GIVEN EXERCISE
No images are to be carried over; print all other material exactly as it stands.

Start

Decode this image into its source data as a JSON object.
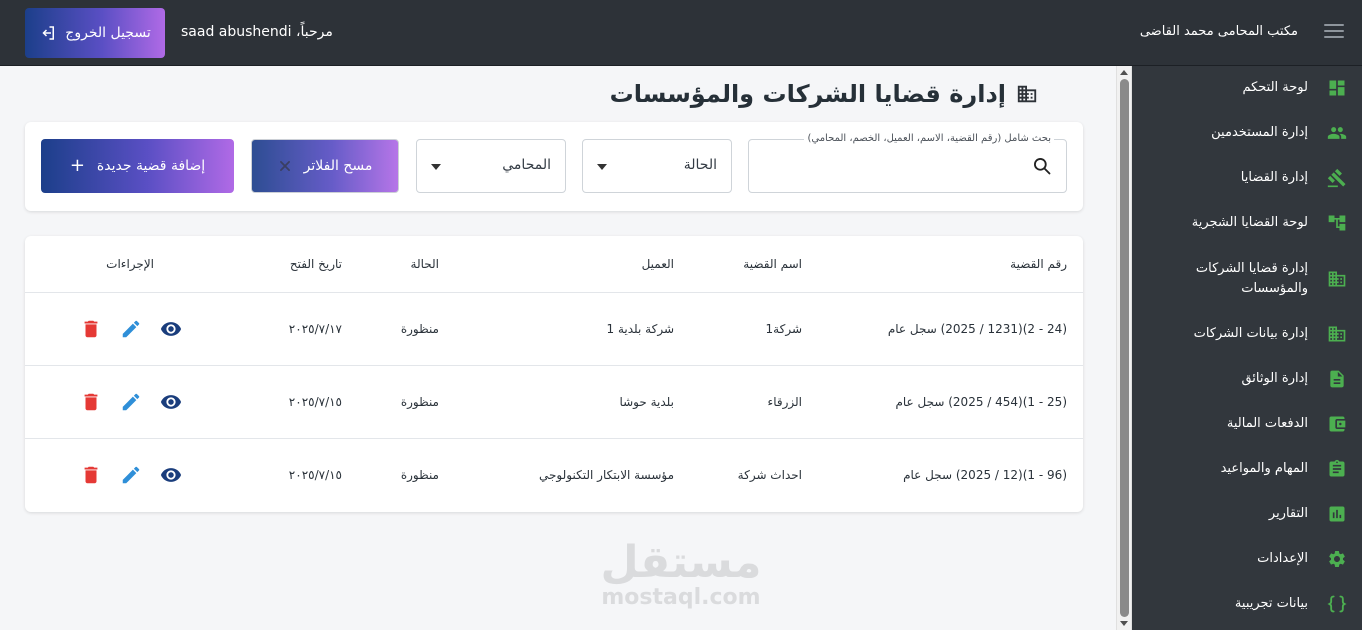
{
  "header": {
    "app_title": "مكتب المحامى محمد القاضى",
    "welcome": "مرحباً، saad abushendi",
    "logout_label": "تسجيل الخروج"
  },
  "sidebar": {
    "items": [
      {
        "label": "لوحة التحكم",
        "icon": "dashboard-icon"
      },
      {
        "label": "إدارة المستخدمين",
        "icon": "users-icon"
      },
      {
        "label": "إدارة القضايا",
        "icon": "gavel-icon"
      },
      {
        "label": "لوحة القضايا الشجرية",
        "icon": "tree-icon"
      },
      {
        "label": "إدارة قضايا الشركات والمؤسسات",
        "icon": "building-icon"
      },
      {
        "label": "إدارة بيانات الشركات",
        "icon": "building-icon"
      },
      {
        "label": "إدارة الوثائق",
        "icon": "document-icon"
      },
      {
        "label": "الدفعات المالية",
        "icon": "wallet-icon"
      },
      {
        "label": "المهام والمواعيد",
        "icon": "clipboard-icon"
      },
      {
        "label": "التقارير",
        "icon": "chart-icon"
      },
      {
        "label": "الإعدادات",
        "icon": "gear-icon"
      },
      {
        "label": "بيانات تجريبية",
        "icon": "braces-icon"
      }
    ]
  },
  "page": {
    "title": "إدارة قضايا الشركات والمؤسسات"
  },
  "filters": {
    "search_label": "بحث شامل (رقم القضية، الاسم، العميل، الخصم، المحامي)",
    "search_value": "",
    "status_label": "الحالة",
    "lawyer_label": "المحامي",
    "clear_label": "مسح الفلاتر",
    "add_label": "إضافة قضية جديدة"
  },
  "table": {
    "headers": {
      "case_number": "رقم القضية",
      "case_name": "اسم القضية",
      "client": "العميل",
      "status": "الحالة",
      "open_date": "تاريخ الفتح",
      "actions": "الإجراءات"
    },
    "rows": [
      {
        "case_number": "(24 - 2)(1231 / 2025) سجل عام",
        "case_name": "شركة1",
        "client": "شركة بلدية 1",
        "status": "منظورة",
        "open_date": "٢٠٢٥/٧/١٧"
      },
      {
        "case_number": "(25 - 1)(454 / 2025) سجل عام",
        "case_name": "الزرقاء",
        "client": "بلدية حوشا",
        "status": "منظورة",
        "open_date": "٢٠٢٥/٧/١٥"
      },
      {
        "case_number": "(96 - 1)(12 / 2025) سجل عام",
        "case_name": "احداث شركة",
        "client": "مؤسسة الابتكار التكنولوجي",
        "status": "منظورة",
        "open_date": "٢٠٢٥/٧/١٥"
      }
    ]
  },
  "watermark": {
    "arabic": "مستقل",
    "latin": "mostaql.com"
  },
  "colors": {
    "sidebar_icon": "#4caf50",
    "view_icon": "#1a3d7c",
    "edit_icon": "#2f8fd8",
    "delete_icon": "#e53935",
    "topbar_bg": "#2d3238",
    "sidebar_bg": "#32373d"
  }
}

End

SOLUTION TO THIS PROBLEM
Decode this image into its source data as a JSON object.
{
  "header": {
    "app_title": "مكتب المحامى محمد القاضى",
    "welcome": "مرحباً، saad abushendi",
    "logout_label": "تسجيل الخروج"
  },
  "sidebar": {
    "items": [
      {
        "label": "لوحة التحكم",
        "icon": "dashboard-icon"
      },
      {
        "label": "إدارة المستخدمين",
        "icon": "users-icon"
      },
      {
        "label": "إدارة القضايا",
        "icon": "gavel-icon"
      },
      {
        "label": "لوحة القضايا الشجرية",
        "icon": "tree-icon"
      },
      {
        "label": "إدارة قضايا الشركات والمؤسسات",
        "icon": "building-icon"
      },
      {
        "label": "إدارة بيانات الشركات",
        "icon": "building-icon"
      },
      {
        "label": "إدارة الوثائق",
        "icon": "document-icon"
      },
      {
        "label": "الدفعات المالية",
        "icon": "wallet-icon"
      },
      {
        "label": "المهام والمواعيد",
        "icon": "clipboard-icon"
      },
      {
        "label": "التقارير",
        "icon": "chart-icon"
      },
      {
        "label": "الإعدادات",
        "icon": "gear-icon"
      },
      {
        "label": "بيانات تجريبية",
        "icon": "braces-icon"
      }
    ]
  },
  "page": {
    "title": "إدارة قضايا الشركات والمؤسسات"
  },
  "filters": {
    "search_label": "بحث شامل (رقم القضية، الاسم، العميل، الخصم، المحامي)",
    "search_value": "",
    "status_label": "الحالة",
    "lawyer_label": "المحامي",
    "clear_label": "مسح الفلاتر",
    "add_label": "إضافة قضية جديدة"
  },
  "table": {
    "headers": {
      "case_number": "رقم القضية",
      "case_name": "اسم القضية",
      "client": "العميل",
      "status": "الحالة",
      "open_date": "تاريخ الفتح",
      "actions": "الإجراءات"
    },
    "rows": [
      {
        "case_number": "(24 - 2)(1231 / 2025) سجل عام",
        "case_name": "شركة1",
        "client": "شركة بلدية 1",
        "status": "منظورة",
        "open_date": "٢٠٢٥/٧/١٧"
      },
      {
        "case_number": "(25 - 1)(454 / 2025) سجل عام",
        "case_name": "الزرقاء",
        "client": "بلدية حوشا",
        "status": "منظورة",
        "open_date": "٢٠٢٥/٧/١٥"
      },
      {
        "case_number": "(96 - 1)(12 / 2025) سجل عام",
        "case_name": "احداث شركة",
        "client": "مؤسسة الابتكار التكنولوجي",
        "status": "منظورة",
        "open_date": "٢٠٢٥/٧/١٥"
      }
    ]
  },
  "watermark": {
    "arabic": "مستقل",
    "latin": "mostaql.com"
  },
  "colors": {
    "sidebar_icon": "#4caf50",
    "view_icon": "#1a3d7c",
    "edit_icon": "#2f8fd8",
    "delete_icon": "#e53935",
    "topbar_bg": "#2d3238",
    "sidebar_bg": "#32373d"
  }
}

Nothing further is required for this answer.